*Dataset:*
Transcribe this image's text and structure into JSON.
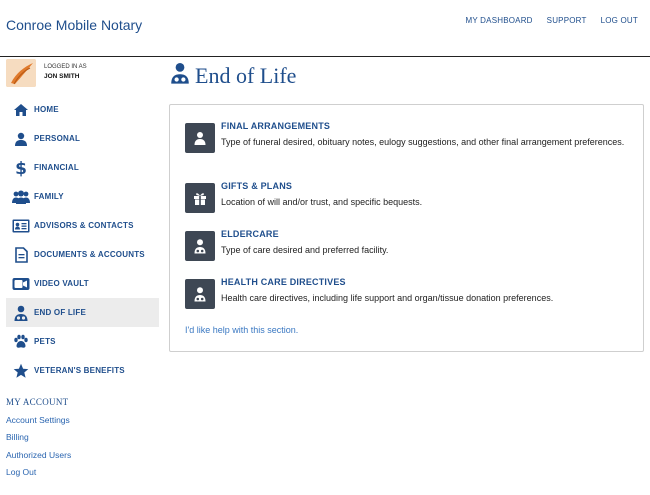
{
  "header": {
    "brand": "Conroe Mobile Notary",
    "nav": [
      {
        "label": "MY DASHBOARD"
      },
      {
        "label": "SUPPORT"
      },
      {
        "label": "LOG OUT"
      }
    ]
  },
  "user": {
    "logged_in_label": "LOGGED IN AS",
    "name": "JON SMITH"
  },
  "sidebar": {
    "items": [
      {
        "label": "HOME",
        "icon": "home-icon"
      },
      {
        "label": "PERSONAL",
        "icon": "person-icon"
      },
      {
        "label": "FINANCIAL",
        "icon": "dollar-icon"
      },
      {
        "label": "FAMILY",
        "icon": "family-icon"
      },
      {
        "label": "ADVISORS & CONTACTS",
        "icon": "contact-card-icon"
      },
      {
        "label": "DOCUMENTS & ACCOUNTS",
        "icon": "document-icon"
      },
      {
        "label": "VIDEO VAULT",
        "icon": "video-icon"
      },
      {
        "label": "END OF LIFE",
        "icon": "doctor-icon"
      },
      {
        "label": "PETS",
        "icon": "paw-icon"
      },
      {
        "label": "VETERAN'S BENEFITS",
        "icon": "star-icon"
      }
    ]
  },
  "account": {
    "title": "MY ACCOUNT",
    "links": [
      {
        "label": "Account Settings"
      },
      {
        "label": "Billing"
      },
      {
        "label": "Authorized Users"
      },
      {
        "label": "Log Out"
      }
    ]
  },
  "main": {
    "title": "End of Life",
    "sections": [
      {
        "title": "FINAL ARRANGEMENTS",
        "desc": "Type of funeral desired, obituary notes, eulogy suggestions, and other final arrangement preferences.",
        "icon": "person-bust-icon"
      },
      {
        "title": "GIFTS & PLANS",
        "desc": "Location of will and/or trust, and specific bequests.",
        "icon": "gift-icon"
      },
      {
        "title": "ELDERCARE",
        "desc": "Type of care desired and preferred facility.",
        "icon": "doctor-icon"
      },
      {
        "title": "HEALTH CARE DIRECTIVES",
        "desc": "Health care directives, including life support and organ/tissue donation preferences.",
        "icon": "doctor-icon"
      }
    ],
    "help_link": "I'd like help with this section."
  },
  "colors": {
    "brand_blue": "#1f4e8c",
    "link_blue": "#3a78c2",
    "icon_bg": "#3e4754",
    "active_bg": "#ececec"
  }
}
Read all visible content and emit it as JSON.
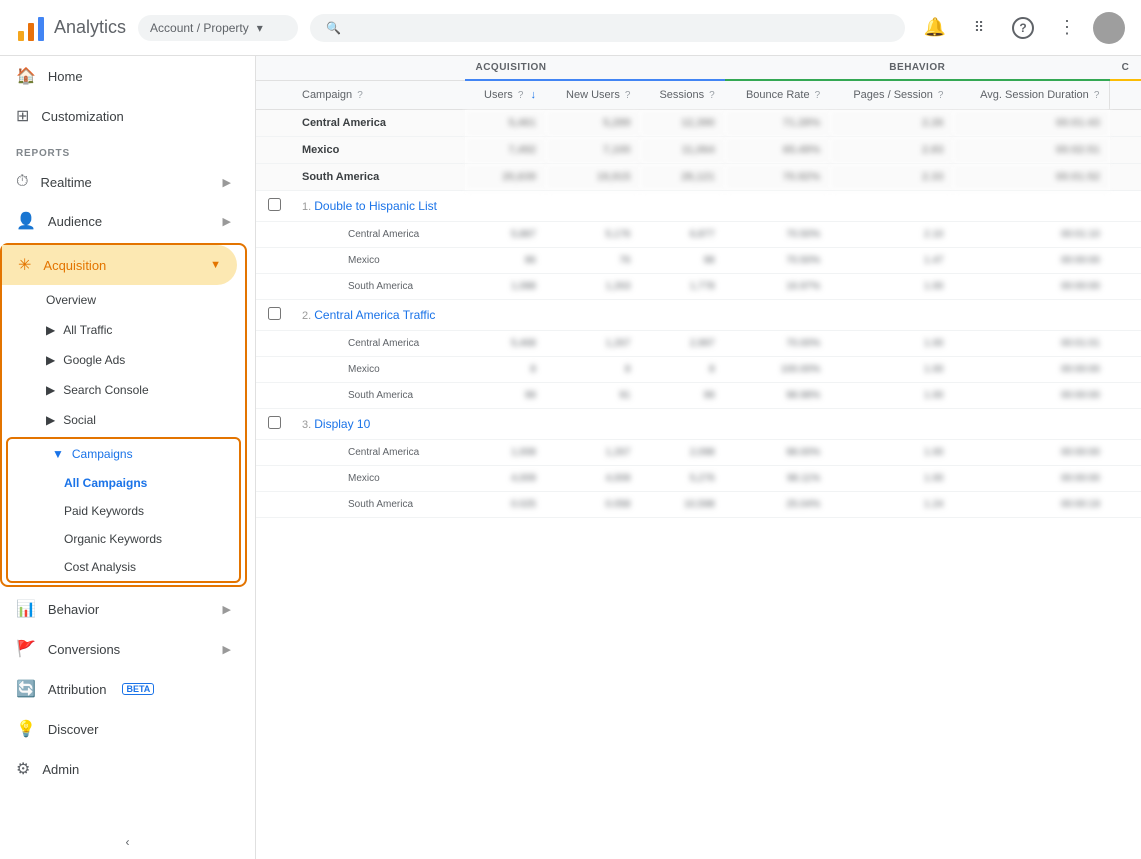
{
  "app": {
    "title": "Analytics",
    "logo_colors": [
      "#f4a61d",
      "#e8710a",
      "#4285f4"
    ]
  },
  "topbar": {
    "account_placeholder": "Account / Property",
    "search_placeholder": "",
    "bell_icon": "🔔",
    "grid_icon": "⋮⋮",
    "help_icon": "?",
    "more_icon": "⋮"
  },
  "sidebar": {
    "home_label": "Home",
    "customization_label": "Customization",
    "reports_label": "REPORTS",
    "realtime_label": "Realtime",
    "audience_label": "Audience",
    "acquisition_label": "Acquisition",
    "overview_label": "Overview",
    "all_traffic_label": "All Traffic",
    "google_ads_label": "Google Ads",
    "search_console_label": "Search Console",
    "social_label": "Social",
    "campaigns_label": "Campaigns",
    "all_campaigns_label": "All Campaigns",
    "paid_keywords_label": "Paid Keywords",
    "organic_keywords_label": "Organic Keywords",
    "cost_analysis_label": "Cost Analysis",
    "behavior_label": "Behavior",
    "conversions_label": "Conversions",
    "attribution_label": "Attribution",
    "attribution_badge": "BETA",
    "discover_label": "Discover",
    "admin_label": "Admin",
    "collapse_icon": "‹"
  },
  "table": {
    "col_checkbox": "",
    "col_campaign": "Campaign",
    "col_help": "?",
    "group_acquisition": "Acquisition",
    "group_behavior": "Behavior",
    "group_conversion": "C",
    "col_users": "Users",
    "col_new_users": "New Users",
    "col_sessions": "Sessions",
    "col_bounce_rate": "Bounce Rate",
    "col_pages_session": "Pages / Session",
    "col_avg_session": "Avg. Session Duration",
    "rows": [
      {
        "type": "summary",
        "num": "",
        "campaign": "Central America",
        "users": "5,461",
        "new_users": "5,289",
        "sessions": "12,390",
        "bounce_rate": "71.28%",
        "pages_session": "2.26",
        "avg_session": "00:01:43"
      },
      {
        "type": "summary",
        "num": "",
        "campaign": "Mexico",
        "users": "7,492",
        "new_users": "7,100",
        "sessions": "11,064",
        "bounce_rate": "65.49%",
        "pages_session": "2.83",
        "avg_session": "00:02:51"
      },
      {
        "type": "summary",
        "num": "",
        "campaign": "South America",
        "users": "20,639",
        "new_users": "19,915",
        "sessions": "28,121",
        "bounce_rate": "70.92%",
        "pages_session": "2.33",
        "avg_session": "00:01:52"
      },
      {
        "type": "campaign",
        "num": "1",
        "campaign": "Double to Hispanic List",
        "users": "",
        "new_users": "",
        "sessions": "",
        "bounce_rate": "",
        "pages_session": "",
        "avg_session": ""
      },
      {
        "type": "region",
        "num": "",
        "campaign": "Central America",
        "users": "5,887",
        "new_users": "5,176",
        "sessions": "6,877",
        "bounce_rate": "70.50%",
        "pages_session": "2.10",
        "avg_session": "00:01:10"
      },
      {
        "type": "region",
        "num": "",
        "campaign": "Mexico",
        "users": "86",
        "new_users": "76",
        "sessions": "98",
        "bounce_rate": "70.50%",
        "pages_session": "1.47",
        "avg_session": "00:00:00"
      },
      {
        "type": "region",
        "num": "",
        "campaign": "South America",
        "users": "1,088",
        "new_users": "1,263",
        "sessions": "1,778",
        "bounce_rate": "16.97%",
        "pages_session": "1.00",
        "avg_session": "00:00:00"
      },
      {
        "type": "campaign",
        "num": "2",
        "campaign": "Central America Traffic",
        "users": "",
        "new_users": "",
        "sessions": "",
        "bounce_rate": "",
        "pages_session": "",
        "avg_session": ""
      },
      {
        "type": "region",
        "num": "",
        "campaign": "Central America",
        "users": "5,468",
        "new_users": "1,267",
        "sessions": "2,997",
        "bounce_rate": "70.00%",
        "pages_session": "1.00",
        "avg_session": "00:01:01"
      },
      {
        "type": "region",
        "num": "",
        "campaign": "Mexico",
        "users": "8",
        "new_users": "8",
        "sessions": "8",
        "bounce_rate": "100.00%",
        "pages_session": "1.00",
        "avg_session": "00:00:00"
      },
      {
        "type": "region",
        "num": "",
        "campaign": "South America",
        "users": "99",
        "new_users": "91",
        "sessions": "99",
        "bounce_rate": "98.98%",
        "pages_session": "1.00",
        "avg_session": "00:00:00"
      },
      {
        "type": "campaign",
        "num": "3",
        "campaign": "Display 10",
        "users": "",
        "new_users": "",
        "sessions": "",
        "bounce_rate": "",
        "pages_session": "",
        "avg_session": ""
      },
      {
        "type": "region",
        "num": "",
        "campaign": "Central America",
        "users": "1,008",
        "new_users": "1,267",
        "sessions": "2,098",
        "bounce_rate": "98.00%",
        "pages_session": "1.00",
        "avg_session": "00:00:00"
      },
      {
        "type": "region",
        "num": "",
        "campaign": "Mexico",
        "users": "4,009",
        "new_users": "4,009",
        "sessions": "5,276",
        "bounce_rate": "98.11%",
        "pages_session": "1.00",
        "avg_session": "00:00:00"
      },
      {
        "type": "region",
        "num": "",
        "campaign": "South America",
        "users": "0.025",
        "new_users": "0.058",
        "sessions": "10,598",
        "bounce_rate": "25.04%",
        "pages_session": "1.24",
        "avg_session": "00:00:19"
      }
    ]
  }
}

*Instructions to follow:*
Transcribe all of the records above character for character. Exclude the pictures.

*Exercise solution:*
Transcribe this image's text and structure into JSON.
{
  "header": {
    "brand": "Conroe Mobile Notary",
    "nav": [
      {
        "label": "MY DASHBOARD"
      },
      {
        "label": "SUPPORT"
      },
      {
        "label": "LOG OUT"
      }
    ]
  },
  "user": {
    "logged_in_label": "LOGGED IN AS",
    "name": "JON SMITH"
  },
  "sidebar": {
    "items": [
      {
        "label": "HOME",
        "icon": "home-icon"
      },
      {
        "label": "PERSONAL",
        "icon": "person-icon"
      },
      {
        "label": "FINANCIAL",
        "icon": "dollar-icon"
      },
      {
        "label": "FAMILY",
        "icon": "family-icon"
      },
      {
        "label": "ADVISORS & CONTACTS",
        "icon": "contact-card-icon"
      },
      {
        "label": "DOCUMENTS & ACCOUNTS",
        "icon": "document-icon"
      },
      {
        "label": "VIDEO VAULT",
        "icon": "video-icon"
      },
      {
        "label": "END OF LIFE",
        "icon": "doctor-icon"
      },
      {
        "label": "PETS",
        "icon": "paw-icon"
      },
      {
        "label": "VETERAN'S BENEFITS",
        "icon": "star-icon"
      }
    ]
  },
  "account": {
    "title": "MY ACCOUNT",
    "links": [
      {
        "label": "Account Settings"
      },
      {
        "label": "Billing"
      },
      {
        "label": "Authorized Users"
      },
      {
        "label": "Log Out"
      }
    ]
  },
  "main": {
    "title": "End of Life",
    "sections": [
      {
        "title": "FINAL ARRANGEMENTS",
        "desc": "Type of funeral desired, obituary notes, eulogy suggestions, and other final arrangement preferences.",
        "icon": "person-bust-icon"
      },
      {
        "title": "GIFTS & PLANS",
        "desc": "Location of will and/or trust, and specific bequests.",
        "icon": "gift-icon"
      },
      {
        "title": "ELDERCARE",
        "desc": "Type of care desired and preferred facility.",
        "icon": "doctor-icon"
      },
      {
        "title": "HEALTH CARE DIRECTIVES",
        "desc": "Health care directives, including life support and organ/tissue donation preferences.",
        "icon": "doctor-icon"
      }
    ],
    "help_link": "I'd like help with this section."
  },
  "colors": {
    "brand_blue": "#1f4e8c",
    "link_blue": "#3a78c2",
    "icon_bg": "#3e4754",
    "active_bg": "#ececec"
  }
}
Read all visible content and emit it as JSON.
{
  "app": {
    "title": "Analytics",
    "logo_colors": [
      "#f4a61d",
      "#e8710a",
      "#4285f4"
    ]
  },
  "topbar": {
    "account_placeholder": "Account / Property",
    "search_placeholder": "",
    "bell_icon": "🔔",
    "grid_icon": "⋮⋮",
    "help_icon": "?",
    "more_icon": "⋮"
  },
  "sidebar": {
    "home_label": "Home",
    "customization_label": "Customization",
    "reports_label": "REPORTS",
    "realtime_label": "Realtime",
    "audience_label": "Audience",
    "acquisition_label": "Acquisition",
    "overview_label": "Overview",
    "all_traffic_label": "All Traffic",
    "google_ads_label": "Google Ads",
    "search_console_label": "Search Console",
    "social_label": "Social",
    "campaigns_label": "Campaigns",
    "all_campaigns_label": "All Campaigns",
    "paid_keywords_label": "Paid Keywords",
    "organic_keywords_label": "Organic Keywords",
    "cost_analysis_label": "Cost Analysis",
    "behavior_label": "Behavior",
    "conversions_label": "Conversions",
    "attribution_label": "Attribution",
    "attribution_badge": "BETA",
    "discover_label": "Discover",
    "admin_label": "Admin",
    "collapse_icon": "‹"
  },
  "table": {
    "col_checkbox": "",
    "col_campaign": "Campaign",
    "col_help": "?",
    "group_acquisition": "Acquisition",
    "group_behavior": "Behavior",
    "group_conversion": "C",
    "col_users": "Users",
    "col_new_users": "New Users",
    "col_sessions": "Sessions",
    "col_bounce_rate": "Bounce Rate",
    "col_pages_session": "Pages / Session",
    "col_avg_session": "Avg. Session Duration",
    "rows": [
      {
        "type": "summary",
        "num": "",
        "campaign": "Central America",
        "users": "5,461",
        "new_users": "5,289",
        "sessions": "12,390",
        "bounce_rate": "71.28%",
        "pages_session": "2.26",
        "avg_session": "00:01:43"
      },
      {
        "type": "summary",
        "num": "",
        "campaign": "Mexico",
        "users": "7,492",
        "new_users": "7,100",
        "sessions": "11,064",
        "bounce_rate": "65.49%",
        "pages_session": "2.83",
        "avg_session": "00:02:51"
      },
      {
        "type": "summary",
        "num": "",
        "campaign": "South America",
        "users": "20,639",
        "new_users": "19,915",
        "sessions": "28,121",
        "bounce_rate": "70.92%",
        "pages_session": "2.33",
        "avg_session": "00:01:52"
      },
      {
        "type": "campaign",
        "num": "1",
        "campaign": "Double to Hispanic List",
        "users": "",
        "new_users": "",
        "sessions": "",
        "bounce_rate": "",
        "pages_session": "",
        "avg_session": ""
      },
      {
        "type": "region",
        "num": "",
        "campaign": "Central America",
        "users": "5,887",
        "new_users": "5,176",
        "sessions": "6,877",
        "bounce_rate": "70.50%",
        "pages_session": "2.10",
        "avg_session": "00:01:10"
      },
      {
        "type": "region",
        "num": "",
        "campaign": "Mexico",
        "users": "86",
        "new_users": "76",
        "sessions": "98",
        "bounce_rate": "70.50%",
        "pages_session": "1.47",
        "avg_session": "00:00:00"
      },
      {
        "type": "region",
        "num": "",
        "campaign": "South America",
        "users": "1,088",
        "new_users": "1,263",
        "sessions": "1,778",
        "bounce_rate": "16.97%",
        "pages_session": "1.00",
        "avg_session": "00:00:00"
      },
      {
        "type": "campaign",
        "num": "2",
        "campaign": "Central America Traffic",
        "users": "",
        "new_users": "",
        "sessions": "",
        "bounce_rate": "",
        "pages_session": "",
        "avg_session": ""
      },
      {
        "type": "region",
        "num": "",
        "campaign": "Central America",
        "users": "5,468",
        "new_users": "1,267",
        "sessions": "2,997",
        "bounce_rate": "70.00%",
        "pages_session": "1.00",
        "avg_session": "00:01:01"
      },
      {
        "type": "region",
        "num": "",
        "campaign": "Mexico",
        "users": "8",
        "new_users": "8",
        "sessions": "8",
        "bounce_rate": "100.00%",
        "pages_session": "1.00",
        "avg_session": "00:00:00"
      },
      {
        "type": "region",
        "num": "",
        "campaign": "South America",
        "users": "99",
        "new_users": "91",
        "sessions": "99",
        "bounce_rate": "98.98%",
        "pages_session": "1.00",
        "avg_session": "00:00:00"
      },
      {
        "type": "campaign",
        "num": "3",
        "campaign": "Display 10",
        "users": "",
        "new_users": "",
        "sessions": "",
        "bounce_rate": "",
        "pages_session": "",
        "avg_session": ""
      },
      {
        "type": "region",
        "num": "",
        "campaign": "Central America",
        "users": "1,008",
        "new_users": "1,267",
        "sessions": "2,098",
        "bounce_rate": "98.00%",
        "pages_session": "1.00",
        "avg_session": "00:00:00"
      },
      {
        "type": "region",
        "num": "",
        "campaign": "Mexico",
        "users": "4,009",
        "new_users": "4,009",
        "sessions": "5,276",
        "bounce_rate": "98.11%",
        "pages_session": "1.00",
        "avg_session": "00:00:00"
      },
      {
        "type": "region",
        "num": "",
        "campaign": "South America",
        "users": "0.025",
        "new_users": "0.058",
        "sessions": "10,598",
        "bounce_rate": "25.04%",
        "pages_session": "1.24",
        "avg_session": "00:00:19"
      }
    ]
  }
}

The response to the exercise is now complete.